START
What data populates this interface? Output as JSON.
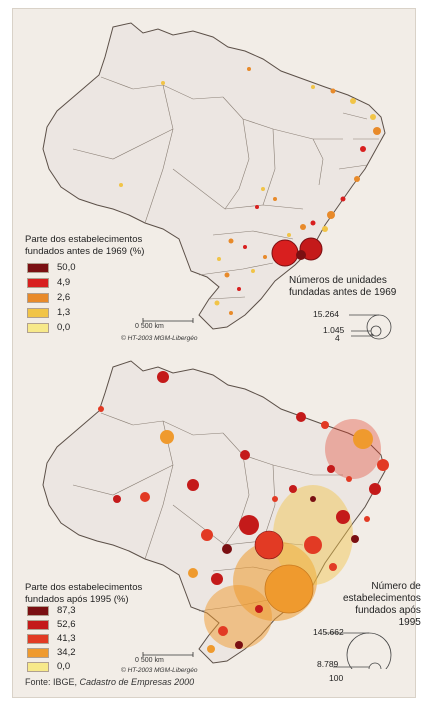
{
  "map1": {
    "legend_title_line1": "Parte dos estabelecimentos",
    "legend_title_line2": "fundados antes de 1969 (%)",
    "legend_values": [
      "50,0",
      "4,9",
      "2,6",
      "1,3",
      "0,0"
    ],
    "legend_colors": [
      "#7a0f12",
      "#d81f1f",
      "#e88a2a",
      "#f1c447",
      "#f7e98a"
    ],
    "circle_title_line1": "Números de unidades",
    "circle_title_line2": "fundadas antes de 1969",
    "circle_values": [
      "15.264",
      "1.045",
      "4"
    ],
    "scale_label": "0        500 km",
    "credit": "© HT-2003 MGM-Libergéo"
  },
  "map2": {
    "legend_title_line1": "Parte dos estabelecimentos",
    "legend_title_line2": "fundados após 1995 (%)",
    "legend_values": [
      "87,3",
      "52,6",
      "41,3",
      "34,2",
      "0,0"
    ],
    "legend_colors": [
      "#7a0f12",
      "#c41a1a",
      "#e23a24",
      "#ef9a2e",
      "#f7e98a"
    ],
    "circle_title_line1": "Número de",
    "circle_title_line2": "estabelecimentos",
    "circle_title_line3": "fundados após 1995",
    "circle_values": [
      "145.662",
      "8.789",
      "100"
    ],
    "scale_label": "0        500 km",
    "credit": "© HT-2003 MGM-Libergéo"
  },
  "source_prefix": "Fonte: IBGE, ",
  "source_italic": "Cadastro de Empresas 2000"
}
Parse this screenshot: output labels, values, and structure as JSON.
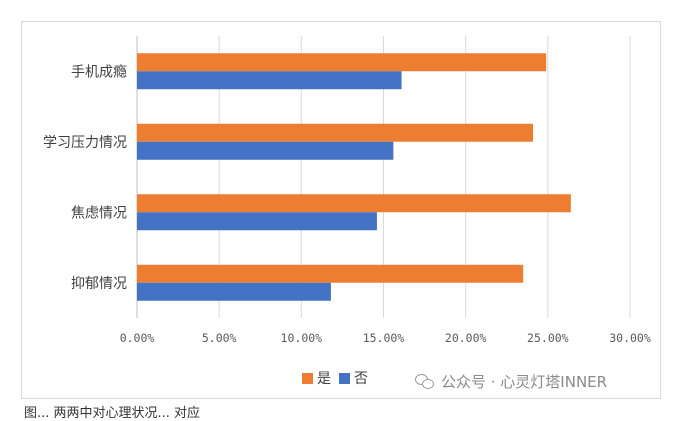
{
  "chart_data": {
    "type": "bar",
    "orientation": "horizontal",
    "categories": [
      "抑郁情况",
      "焦虑情况",
      "学习压力情况",
      "手机成瘾"
    ],
    "series": [
      {
        "name": "否",
        "color": "#4472c4",
        "values": [
          0.118,
          0.146,
          0.156,
          0.161
        ]
      },
      {
        "name": "是",
        "color": "#ed7d31",
        "values": [
          0.235,
          0.264,
          0.241,
          0.249
        ]
      }
    ],
    "xlim": [
      0,
      0.3
    ],
    "xticks": [
      "0.00%",
      "5.00%",
      "10.00%",
      "15.00%",
      "20.00%",
      "25.00%",
      "30.00%"
    ],
    "grid": true,
    "legend_position": "bottom"
  },
  "legend": {
    "yes_label": "是",
    "no_label": "否"
  },
  "watermark": {
    "text": "公众号 · 心灵灯塔INNER"
  },
  "caption": {
    "text": "图... 两两中对心理状况... 对应"
  }
}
END
Retype all the records shown above, character for character. Omit every picture.

Output of the task:
What data populates this interface? Output as JSON.
{
  "map1": {
    "legend_title_line1": "Parte dos estabelecimentos",
    "legend_title_line2": "fundados antes de 1969 (%)",
    "legend_values": [
      "50,0",
      "4,9",
      "2,6",
      "1,3",
      "0,0"
    ],
    "legend_colors": [
      "#7a0f12",
      "#d81f1f",
      "#e88a2a",
      "#f1c447",
      "#f7e98a"
    ],
    "circle_title_line1": "Números de unidades",
    "circle_title_line2": "fundadas antes de 1969",
    "circle_values": [
      "15.264",
      "1.045",
      "4"
    ],
    "scale_label": "0        500 km",
    "credit": "© HT-2003 MGM-Libergéo"
  },
  "map2": {
    "legend_title_line1": "Parte dos estabelecimentos",
    "legend_title_line2": "fundados após 1995 (%)",
    "legend_values": [
      "87,3",
      "52,6",
      "41,3",
      "34,2",
      "0,0"
    ],
    "legend_colors": [
      "#7a0f12",
      "#c41a1a",
      "#e23a24",
      "#ef9a2e",
      "#f7e98a"
    ],
    "circle_title_line1": "Número de",
    "circle_title_line2": "estabelecimentos",
    "circle_title_line3": "fundados após 1995",
    "circle_values": [
      "145.662",
      "8.789",
      "100"
    ],
    "scale_label": "0        500 km",
    "credit": "© HT-2003 MGM-Libergéo"
  },
  "source_prefix": "Fonte: IBGE, ",
  "source_italic": "Cadastro de Empresas 2000"
}
Parse this screenshot: output labels, values, and structure as JSON.
{
  "chart_data": {
    "type": "bar",
    "orientation": "horizontal",
    "categories": [
      "抑郁情况",
      "焦虑情况",
      "学习压力情况",
      "手机成瘾"
    ],
    "series": [
      {
        "name": "否",
        "color": "#4472c4",
        "values": [
          0.118,
          0.146,
          0.156,
          0.161
        ]
      },
      {
        "name": "是",
        "color": "#ed7d31",
        "values": [
          0.235,
          0.264,
          0.241,
          0.249
        ]
      }
    ],
    "xlim": [
      0,
      0.3
    ],
    "xticks": [
      "0.00%",
      "5.00%",
      "10.00%",
      "15.00%",
      "20.00%",
      "25.00%",
      "30.00%"
    ],
    "grid": true,
    "legend_position": "bottom"
  },
  "legend": {
    "yes_label": "是",
    "no_label": "否"
  },
  "watermark": {
    "text": "公众号 · 心灵灯塔INNER"
  },
  "caption": {
    "text": "图... 两两中对心理状况... 对应"
  }
}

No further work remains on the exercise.